(Source data)
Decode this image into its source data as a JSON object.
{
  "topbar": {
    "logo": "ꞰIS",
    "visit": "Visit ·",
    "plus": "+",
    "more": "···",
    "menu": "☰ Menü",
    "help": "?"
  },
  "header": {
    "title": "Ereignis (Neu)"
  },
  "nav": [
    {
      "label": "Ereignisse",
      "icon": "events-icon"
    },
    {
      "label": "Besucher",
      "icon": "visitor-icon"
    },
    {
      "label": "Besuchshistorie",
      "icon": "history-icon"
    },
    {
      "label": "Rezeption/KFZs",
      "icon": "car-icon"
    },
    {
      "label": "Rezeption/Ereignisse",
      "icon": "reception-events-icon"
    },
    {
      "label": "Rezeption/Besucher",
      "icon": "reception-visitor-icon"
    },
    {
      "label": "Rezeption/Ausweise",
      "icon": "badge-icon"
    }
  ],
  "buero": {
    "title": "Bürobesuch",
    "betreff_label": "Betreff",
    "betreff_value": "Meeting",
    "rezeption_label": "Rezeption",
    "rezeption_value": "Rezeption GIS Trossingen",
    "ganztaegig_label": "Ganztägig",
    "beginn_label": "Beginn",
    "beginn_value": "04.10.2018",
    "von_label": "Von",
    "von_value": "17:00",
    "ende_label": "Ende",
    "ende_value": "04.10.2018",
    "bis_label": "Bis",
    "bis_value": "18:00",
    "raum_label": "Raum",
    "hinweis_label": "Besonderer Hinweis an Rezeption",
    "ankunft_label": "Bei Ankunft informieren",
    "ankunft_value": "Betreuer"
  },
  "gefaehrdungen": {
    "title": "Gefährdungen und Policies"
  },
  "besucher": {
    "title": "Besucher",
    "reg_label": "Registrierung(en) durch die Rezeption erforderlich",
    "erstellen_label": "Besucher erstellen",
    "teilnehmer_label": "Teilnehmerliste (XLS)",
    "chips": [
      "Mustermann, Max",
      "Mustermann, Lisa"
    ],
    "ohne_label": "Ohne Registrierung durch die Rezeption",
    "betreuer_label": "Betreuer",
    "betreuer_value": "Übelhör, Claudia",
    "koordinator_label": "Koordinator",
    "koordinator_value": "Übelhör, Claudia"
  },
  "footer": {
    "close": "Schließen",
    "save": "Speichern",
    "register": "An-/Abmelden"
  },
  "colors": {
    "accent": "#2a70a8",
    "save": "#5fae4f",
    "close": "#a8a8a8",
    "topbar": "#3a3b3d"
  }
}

## SHORT TASK
Filter for "visitor". Return all lines that hold it.

## EXERCISE OUTPUT
      "icon": "visitor-icon"
      "icon": "reception-visitor-icon"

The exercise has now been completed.